Stored data:
★ ★ ★
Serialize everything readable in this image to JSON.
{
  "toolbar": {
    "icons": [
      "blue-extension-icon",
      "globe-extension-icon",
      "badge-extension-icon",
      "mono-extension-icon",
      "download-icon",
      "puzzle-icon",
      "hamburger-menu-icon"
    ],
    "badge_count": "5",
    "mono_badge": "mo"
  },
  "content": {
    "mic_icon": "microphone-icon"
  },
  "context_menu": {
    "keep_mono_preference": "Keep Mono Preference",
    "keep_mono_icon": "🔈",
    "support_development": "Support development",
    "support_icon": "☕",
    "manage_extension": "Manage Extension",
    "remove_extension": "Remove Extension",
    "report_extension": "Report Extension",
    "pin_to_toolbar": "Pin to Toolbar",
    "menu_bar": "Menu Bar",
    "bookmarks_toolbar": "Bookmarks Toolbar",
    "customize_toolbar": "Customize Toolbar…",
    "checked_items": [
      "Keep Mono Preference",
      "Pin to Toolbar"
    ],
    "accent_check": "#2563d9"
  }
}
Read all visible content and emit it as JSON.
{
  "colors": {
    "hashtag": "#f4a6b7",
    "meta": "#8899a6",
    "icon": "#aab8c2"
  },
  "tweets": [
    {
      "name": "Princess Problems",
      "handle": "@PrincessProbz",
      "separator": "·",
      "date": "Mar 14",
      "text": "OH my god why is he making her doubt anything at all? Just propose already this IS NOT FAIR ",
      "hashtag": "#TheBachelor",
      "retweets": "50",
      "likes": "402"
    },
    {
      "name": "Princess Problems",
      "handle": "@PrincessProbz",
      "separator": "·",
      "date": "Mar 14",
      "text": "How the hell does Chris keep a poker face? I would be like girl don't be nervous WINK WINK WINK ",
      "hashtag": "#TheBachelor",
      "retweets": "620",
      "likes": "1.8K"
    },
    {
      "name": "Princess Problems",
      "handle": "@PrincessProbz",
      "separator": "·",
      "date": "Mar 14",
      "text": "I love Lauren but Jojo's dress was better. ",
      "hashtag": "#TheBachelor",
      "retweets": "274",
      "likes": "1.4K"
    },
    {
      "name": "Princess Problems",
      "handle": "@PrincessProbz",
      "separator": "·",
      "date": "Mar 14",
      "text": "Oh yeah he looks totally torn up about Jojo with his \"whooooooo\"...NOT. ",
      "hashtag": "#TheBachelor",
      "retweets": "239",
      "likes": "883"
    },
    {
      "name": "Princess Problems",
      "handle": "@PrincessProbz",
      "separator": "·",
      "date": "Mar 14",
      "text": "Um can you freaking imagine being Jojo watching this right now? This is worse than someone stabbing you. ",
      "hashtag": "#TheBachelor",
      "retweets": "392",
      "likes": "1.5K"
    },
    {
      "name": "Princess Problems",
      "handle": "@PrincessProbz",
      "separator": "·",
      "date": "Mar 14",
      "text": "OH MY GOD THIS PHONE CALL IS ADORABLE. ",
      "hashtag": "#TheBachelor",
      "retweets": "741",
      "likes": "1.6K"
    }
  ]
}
★ ★ ★
* _WORK TO DO_
Pull out each line of the entries that contains "retweets".

* _PROBLEM SOLUTION_
      "retweets": "50",
      "retweets": "620",
      "retweets": "274",
      "retweets": "239",
      "retweets": "392",
      "retweets": "741",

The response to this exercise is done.